→ **YOUR INSTRUCTIONS**: Return only the number of lines that hold "username".
[Begin PROVIDED MATERIAL]
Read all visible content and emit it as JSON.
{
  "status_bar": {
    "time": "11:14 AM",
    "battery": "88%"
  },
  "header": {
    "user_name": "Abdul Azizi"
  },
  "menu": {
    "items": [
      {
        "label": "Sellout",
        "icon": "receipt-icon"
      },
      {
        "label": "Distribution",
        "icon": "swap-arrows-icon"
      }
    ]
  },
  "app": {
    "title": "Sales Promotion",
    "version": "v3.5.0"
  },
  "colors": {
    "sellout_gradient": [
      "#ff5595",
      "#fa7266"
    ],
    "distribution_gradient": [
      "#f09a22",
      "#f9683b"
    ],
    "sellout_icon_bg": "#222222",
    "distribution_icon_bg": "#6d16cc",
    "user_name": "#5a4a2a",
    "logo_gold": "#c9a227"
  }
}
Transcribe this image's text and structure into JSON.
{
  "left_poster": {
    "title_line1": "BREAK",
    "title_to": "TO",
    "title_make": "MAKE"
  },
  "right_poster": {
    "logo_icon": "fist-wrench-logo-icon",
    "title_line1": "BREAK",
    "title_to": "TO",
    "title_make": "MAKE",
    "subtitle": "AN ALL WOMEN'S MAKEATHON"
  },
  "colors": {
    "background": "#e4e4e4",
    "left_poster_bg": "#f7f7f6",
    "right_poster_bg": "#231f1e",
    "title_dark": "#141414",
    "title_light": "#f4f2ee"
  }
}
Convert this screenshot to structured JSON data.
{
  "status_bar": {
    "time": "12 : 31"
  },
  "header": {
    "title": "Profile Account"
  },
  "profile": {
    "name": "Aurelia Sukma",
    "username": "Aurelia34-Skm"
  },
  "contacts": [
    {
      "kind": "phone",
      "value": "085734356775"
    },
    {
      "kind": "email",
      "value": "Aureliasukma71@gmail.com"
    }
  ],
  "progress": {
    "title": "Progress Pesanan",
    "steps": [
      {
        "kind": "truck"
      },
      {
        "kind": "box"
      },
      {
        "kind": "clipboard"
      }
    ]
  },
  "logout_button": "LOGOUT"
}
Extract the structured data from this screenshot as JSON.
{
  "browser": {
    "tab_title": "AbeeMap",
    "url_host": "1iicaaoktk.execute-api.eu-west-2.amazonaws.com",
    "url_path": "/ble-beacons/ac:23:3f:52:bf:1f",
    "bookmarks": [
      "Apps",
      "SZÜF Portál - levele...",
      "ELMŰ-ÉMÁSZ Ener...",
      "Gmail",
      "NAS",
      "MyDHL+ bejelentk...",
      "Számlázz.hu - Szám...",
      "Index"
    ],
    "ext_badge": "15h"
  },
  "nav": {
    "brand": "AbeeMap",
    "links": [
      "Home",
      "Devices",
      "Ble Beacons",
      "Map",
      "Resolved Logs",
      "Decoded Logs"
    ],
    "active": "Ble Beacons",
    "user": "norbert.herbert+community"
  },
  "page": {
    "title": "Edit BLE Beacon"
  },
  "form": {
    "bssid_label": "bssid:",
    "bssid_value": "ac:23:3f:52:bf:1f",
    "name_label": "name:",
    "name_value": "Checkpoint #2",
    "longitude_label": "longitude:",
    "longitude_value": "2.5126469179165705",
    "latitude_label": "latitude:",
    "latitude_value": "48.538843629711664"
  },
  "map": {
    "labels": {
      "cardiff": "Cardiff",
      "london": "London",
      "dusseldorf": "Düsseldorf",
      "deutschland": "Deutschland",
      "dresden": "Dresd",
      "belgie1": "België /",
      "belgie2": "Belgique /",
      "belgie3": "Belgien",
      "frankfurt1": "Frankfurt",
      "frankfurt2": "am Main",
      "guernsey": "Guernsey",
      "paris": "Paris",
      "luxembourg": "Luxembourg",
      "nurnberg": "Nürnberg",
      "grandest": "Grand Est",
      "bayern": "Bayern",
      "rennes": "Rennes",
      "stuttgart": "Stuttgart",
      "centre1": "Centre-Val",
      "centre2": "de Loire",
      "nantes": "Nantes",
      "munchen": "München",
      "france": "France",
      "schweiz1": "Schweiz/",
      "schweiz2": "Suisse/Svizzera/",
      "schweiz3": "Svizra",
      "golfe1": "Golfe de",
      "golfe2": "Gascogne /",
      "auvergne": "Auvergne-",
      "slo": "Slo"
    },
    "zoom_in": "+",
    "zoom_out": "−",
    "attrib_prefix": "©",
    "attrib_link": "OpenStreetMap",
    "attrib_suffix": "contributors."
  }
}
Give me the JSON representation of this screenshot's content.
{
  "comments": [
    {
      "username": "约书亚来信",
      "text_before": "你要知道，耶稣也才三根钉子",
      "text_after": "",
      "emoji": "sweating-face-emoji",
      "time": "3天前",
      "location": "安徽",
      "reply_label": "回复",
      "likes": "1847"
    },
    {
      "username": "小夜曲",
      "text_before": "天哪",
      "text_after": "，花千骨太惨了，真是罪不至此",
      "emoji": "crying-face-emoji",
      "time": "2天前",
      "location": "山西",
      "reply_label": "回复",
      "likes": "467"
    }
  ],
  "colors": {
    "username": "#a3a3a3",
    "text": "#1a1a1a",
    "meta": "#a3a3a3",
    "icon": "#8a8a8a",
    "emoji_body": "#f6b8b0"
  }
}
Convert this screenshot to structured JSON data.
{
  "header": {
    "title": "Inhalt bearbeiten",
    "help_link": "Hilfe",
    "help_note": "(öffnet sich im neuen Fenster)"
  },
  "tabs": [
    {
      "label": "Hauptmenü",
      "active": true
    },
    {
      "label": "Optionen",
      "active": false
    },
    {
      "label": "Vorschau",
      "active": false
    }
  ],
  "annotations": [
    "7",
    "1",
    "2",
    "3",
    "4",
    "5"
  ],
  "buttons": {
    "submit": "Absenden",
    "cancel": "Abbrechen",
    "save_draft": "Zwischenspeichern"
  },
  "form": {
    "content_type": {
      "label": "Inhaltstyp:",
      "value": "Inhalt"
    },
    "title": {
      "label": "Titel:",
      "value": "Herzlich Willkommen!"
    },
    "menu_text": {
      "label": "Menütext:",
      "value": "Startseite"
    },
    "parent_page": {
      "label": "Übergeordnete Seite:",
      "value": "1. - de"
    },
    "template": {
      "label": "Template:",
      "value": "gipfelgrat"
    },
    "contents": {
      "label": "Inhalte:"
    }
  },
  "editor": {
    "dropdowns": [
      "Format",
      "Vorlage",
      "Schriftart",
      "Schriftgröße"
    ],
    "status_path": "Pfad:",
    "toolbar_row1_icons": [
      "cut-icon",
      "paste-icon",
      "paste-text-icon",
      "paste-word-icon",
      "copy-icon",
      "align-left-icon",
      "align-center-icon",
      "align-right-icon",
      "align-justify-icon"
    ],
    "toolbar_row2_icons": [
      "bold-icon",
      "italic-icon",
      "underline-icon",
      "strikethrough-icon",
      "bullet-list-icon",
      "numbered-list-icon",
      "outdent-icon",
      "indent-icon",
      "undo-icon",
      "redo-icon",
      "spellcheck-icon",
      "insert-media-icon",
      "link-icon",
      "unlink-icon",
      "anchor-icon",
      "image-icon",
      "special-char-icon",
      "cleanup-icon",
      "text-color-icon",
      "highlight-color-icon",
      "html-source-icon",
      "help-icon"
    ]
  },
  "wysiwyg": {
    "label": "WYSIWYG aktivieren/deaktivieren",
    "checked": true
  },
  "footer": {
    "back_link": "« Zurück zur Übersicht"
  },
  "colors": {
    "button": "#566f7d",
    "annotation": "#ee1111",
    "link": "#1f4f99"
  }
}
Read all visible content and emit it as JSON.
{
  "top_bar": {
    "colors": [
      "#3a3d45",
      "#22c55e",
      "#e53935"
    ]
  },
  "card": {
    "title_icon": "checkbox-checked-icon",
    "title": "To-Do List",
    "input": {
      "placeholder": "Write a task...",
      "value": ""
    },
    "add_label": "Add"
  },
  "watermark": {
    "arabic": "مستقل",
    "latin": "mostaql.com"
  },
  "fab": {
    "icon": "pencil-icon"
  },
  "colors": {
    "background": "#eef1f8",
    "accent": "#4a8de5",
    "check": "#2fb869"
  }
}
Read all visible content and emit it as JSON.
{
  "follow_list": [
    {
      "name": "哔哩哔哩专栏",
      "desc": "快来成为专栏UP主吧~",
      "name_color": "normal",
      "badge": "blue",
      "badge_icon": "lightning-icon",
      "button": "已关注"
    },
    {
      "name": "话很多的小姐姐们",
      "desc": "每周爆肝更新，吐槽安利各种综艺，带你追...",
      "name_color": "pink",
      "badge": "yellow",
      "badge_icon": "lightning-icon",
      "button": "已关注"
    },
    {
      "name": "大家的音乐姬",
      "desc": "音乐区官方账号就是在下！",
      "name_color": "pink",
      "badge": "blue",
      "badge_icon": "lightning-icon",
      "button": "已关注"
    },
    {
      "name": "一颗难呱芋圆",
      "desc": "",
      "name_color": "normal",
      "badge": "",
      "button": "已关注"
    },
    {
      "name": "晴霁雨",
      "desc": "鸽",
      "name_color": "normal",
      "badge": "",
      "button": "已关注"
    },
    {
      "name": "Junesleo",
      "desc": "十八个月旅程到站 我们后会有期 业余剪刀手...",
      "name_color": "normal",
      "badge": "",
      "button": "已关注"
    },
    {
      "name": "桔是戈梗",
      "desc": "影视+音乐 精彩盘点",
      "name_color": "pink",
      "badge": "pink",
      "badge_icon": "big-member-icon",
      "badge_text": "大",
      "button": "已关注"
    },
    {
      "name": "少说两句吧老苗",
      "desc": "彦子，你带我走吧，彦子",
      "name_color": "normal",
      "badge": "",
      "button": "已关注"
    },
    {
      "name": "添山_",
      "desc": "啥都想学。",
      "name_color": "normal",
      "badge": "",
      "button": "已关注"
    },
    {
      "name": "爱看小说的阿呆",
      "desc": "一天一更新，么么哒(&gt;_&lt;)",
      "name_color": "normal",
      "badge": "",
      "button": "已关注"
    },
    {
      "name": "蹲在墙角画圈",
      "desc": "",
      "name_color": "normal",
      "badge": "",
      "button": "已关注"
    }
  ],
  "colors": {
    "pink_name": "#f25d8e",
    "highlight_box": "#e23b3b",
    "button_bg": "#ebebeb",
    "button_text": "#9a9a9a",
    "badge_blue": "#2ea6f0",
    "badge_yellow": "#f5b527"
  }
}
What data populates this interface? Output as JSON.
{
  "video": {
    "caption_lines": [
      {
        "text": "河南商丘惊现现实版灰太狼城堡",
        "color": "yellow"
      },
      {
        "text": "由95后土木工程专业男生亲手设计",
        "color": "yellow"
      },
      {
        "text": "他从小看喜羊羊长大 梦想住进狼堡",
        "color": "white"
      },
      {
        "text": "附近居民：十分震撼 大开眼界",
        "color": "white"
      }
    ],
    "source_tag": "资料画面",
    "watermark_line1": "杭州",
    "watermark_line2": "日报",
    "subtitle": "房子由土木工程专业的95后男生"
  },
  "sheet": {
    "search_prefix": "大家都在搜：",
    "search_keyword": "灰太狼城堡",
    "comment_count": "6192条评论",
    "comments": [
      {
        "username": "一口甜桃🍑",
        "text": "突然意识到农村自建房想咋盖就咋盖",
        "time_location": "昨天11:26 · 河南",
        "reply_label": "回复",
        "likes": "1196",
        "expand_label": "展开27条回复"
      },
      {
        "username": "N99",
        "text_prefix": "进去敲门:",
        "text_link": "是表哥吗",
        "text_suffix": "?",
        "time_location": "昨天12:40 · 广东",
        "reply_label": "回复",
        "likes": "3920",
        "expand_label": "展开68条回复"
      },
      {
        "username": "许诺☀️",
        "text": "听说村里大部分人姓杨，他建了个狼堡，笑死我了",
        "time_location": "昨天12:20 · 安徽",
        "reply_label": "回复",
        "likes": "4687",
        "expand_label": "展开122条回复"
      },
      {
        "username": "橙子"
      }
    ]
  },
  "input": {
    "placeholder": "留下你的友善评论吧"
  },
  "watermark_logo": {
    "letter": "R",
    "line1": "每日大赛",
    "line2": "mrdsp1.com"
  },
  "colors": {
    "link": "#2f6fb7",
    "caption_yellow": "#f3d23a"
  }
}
[End PROVIDED MATERIAL]
→ **WRITTEN RESPONSE**: 8